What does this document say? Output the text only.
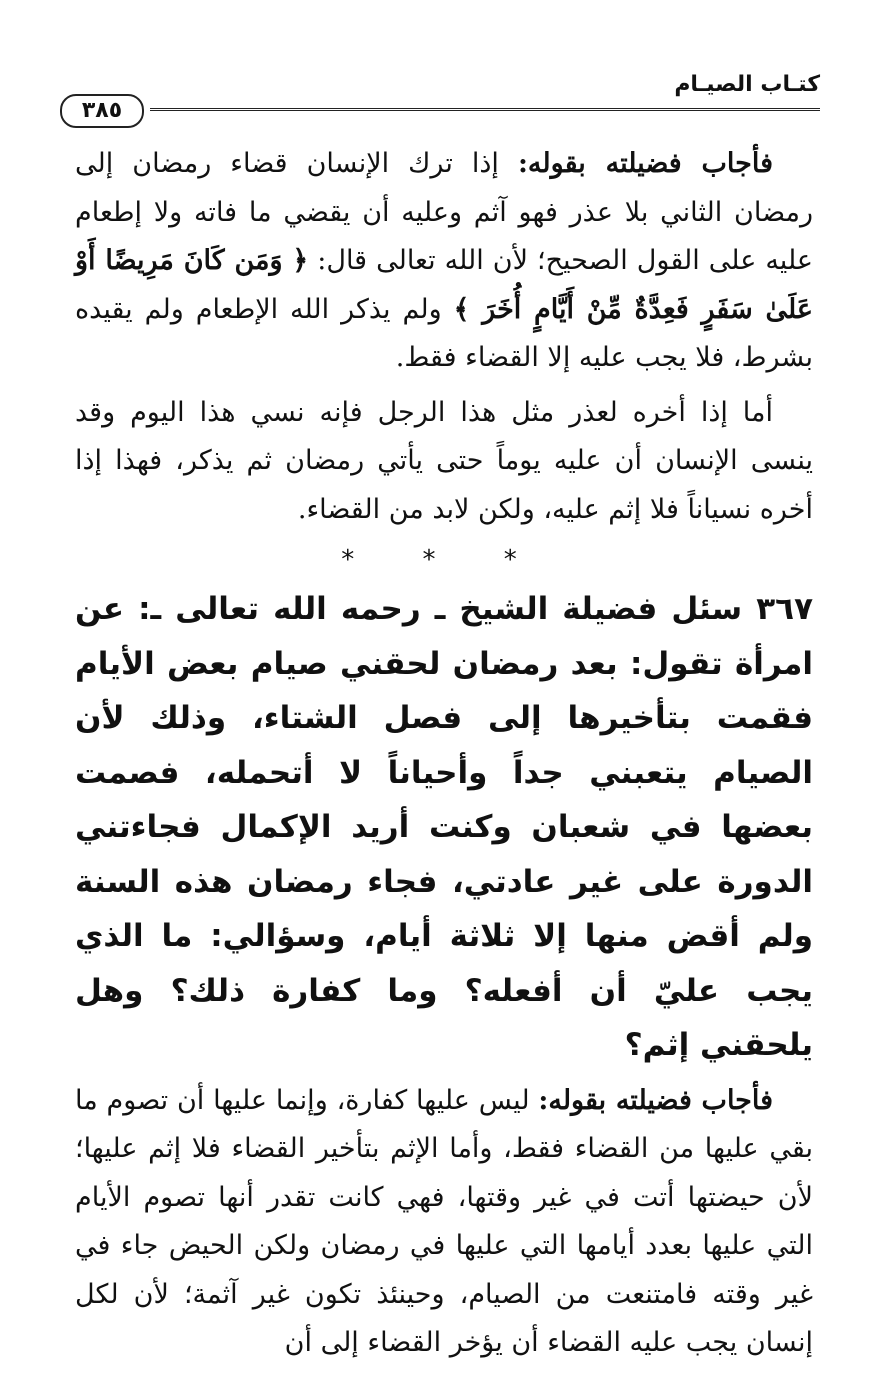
كتـاب الصيـام
٣٨٥

فأجاب فضيلته بقوله: إذا ترك الإنسان قضاء رمضان إلى رمضان الثاني بلا عذر فهو آثم وعليه أن يقضي ما فاته ولا إطعام عليه على القول الصحيح؛ لأن الله تعالى قال: ﴿ وَمَن كَانَ مَرِيضًا أَوْ عَلَىٰ سَفَرٍ فَعِدَّةٌ مِّنْ أَيَّامٍ أُخَرَ ﴾ ولم يذكر الله الإطعام ولم يقيده بشرط، فلا يجب عليه إلا القضاء فقط.

أما إذا أخره لعذر مثل هذا الرجل فإنه نسي هذا اليوم وقد ينسى الإنسان أن عليه يوماً حتى يأتي رمضان ثم يذكر، فهذا إذا أخره نسياناً فلا إثم عليه، ولكن لابد من القضاء.

* * *

٣٦٧ سئل فضيلة الشيخ ـ رحمه الله تعالى ـ: عن امرأة تقول: بعد رمضان لحقني صيام بعض الأيام فقمت بتأخيرها إلى فصل الشتاء، وذلك لأن الصيام يتعبني جداً وأحياناً لا أتحمله، فصمت بعضها في شعبان وكنت أريد الإكمال فجاءتني الدورة على غير عادتي، فجاء رمضان هذه السنة ولم أقض منها إلا ثلاثة أيام، وسؤالي: ما الذي يجب عليّ أن أفعله؟ وما كفارة ذلك؟ وهل يلحقني إثم؟

فأجاب فضيلته بقوله: ليس عليها كفارة، وإنما عليها أن تصوم ما بقي عليها من القضاء فقط، وأما الإثم بتأخير القضاء فلا إثم عليها؛ لأن حيضتها أتت في غير وقتها، فهي كانت تقدر أنها تصوم الأيام التي عليها بعدد أيامها التي عليها في رمضان ولكن الحيض جاء في غير وقته فامتنعت من الصيام، وحينئذ تكون غير آثمة؛ لأن لكل إنسان يجب عليه القضاء أن يؤخر القضاء إلى أن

┄┄┄┄┄┄┄┄┄┄

### What the task asks
Write the records out once more, exactly as they appear, with no pictures.

### Result for this exercise
What does this document say? Output the text only.
كتـاب الصيـام
٣٨٥

فأجاب فضيلته بقوله: إذا ترك الإنسان قضاء رمضان إلى رمضان الثاني بلا عذر فهو آثم وعليه أن يقضي ما فاته ولا إطعام عليه على القول الصحيح؛ لأن الله تعالى قال: ﴿ وَمَن كَانَ مَرِيضًا أَوْ عَلَىٰ سَفَرٍ فَعِدَّةٌ مِّنْ أَيَّامٍ أُخَرَ ﴾ ولم يذكر الله الإطعام ولم يقيده بشرط، فلا يجب عليه إلا القضاء فقط.

أما إذا أخره لعذر مثل هذا الرجل فإنه نسي هذا اليوم وقد ينسى الإنسان أن عليه يوماً حتى يأتي رمضان ثم يذكر، فهذا إذا أخره نسياناً فلا إثم عليه، ولكن لابد من القضاء.

* * *

٣٦٧ سئل فضيلة الشيخ ـ رحمه الله تعالى ـ: عن امرأة تقول: بعد رمضان لحقني صيام بعض الأيام فقمت بتأخيرها إلى فصل الشتاء، وذلك لأن الصيام يتعبني جداً وأحياناً لا أتحمله، فصمت بعضها في شعبان وكنت أريد الإكمال فجاءتني الدورة على غير عادتي، فجاء رمضان هذه السنة ولم أقض منها إلا ثلاثة أيام، وسؤالي: ما الذي يجب عليّ أن أفعله؟ وما كفارة ذلك؟ وهل يلحقني إثم؟

فأجاب فضيلته بقوله: ليس عليها كفارة، وإنما عليها أن تصوم ما بقي عليها من القضاء فقط، وأما الإثم بتأخير القضاء فلا إثم عليها؛ لأن حيضتها أتت في غير وقتها، فهي كانت تقدر أنها تصوم الأيام التي عليها بعدد أيامها التي عليها في رمضان ولكن الحيض جاء في غير وقته فامتنعت من الصيام، وحينئذ تكون غير آثمة؛ لأن لكل إنسان يجب عليه القضاء أن يؤخر القضاء إلى أن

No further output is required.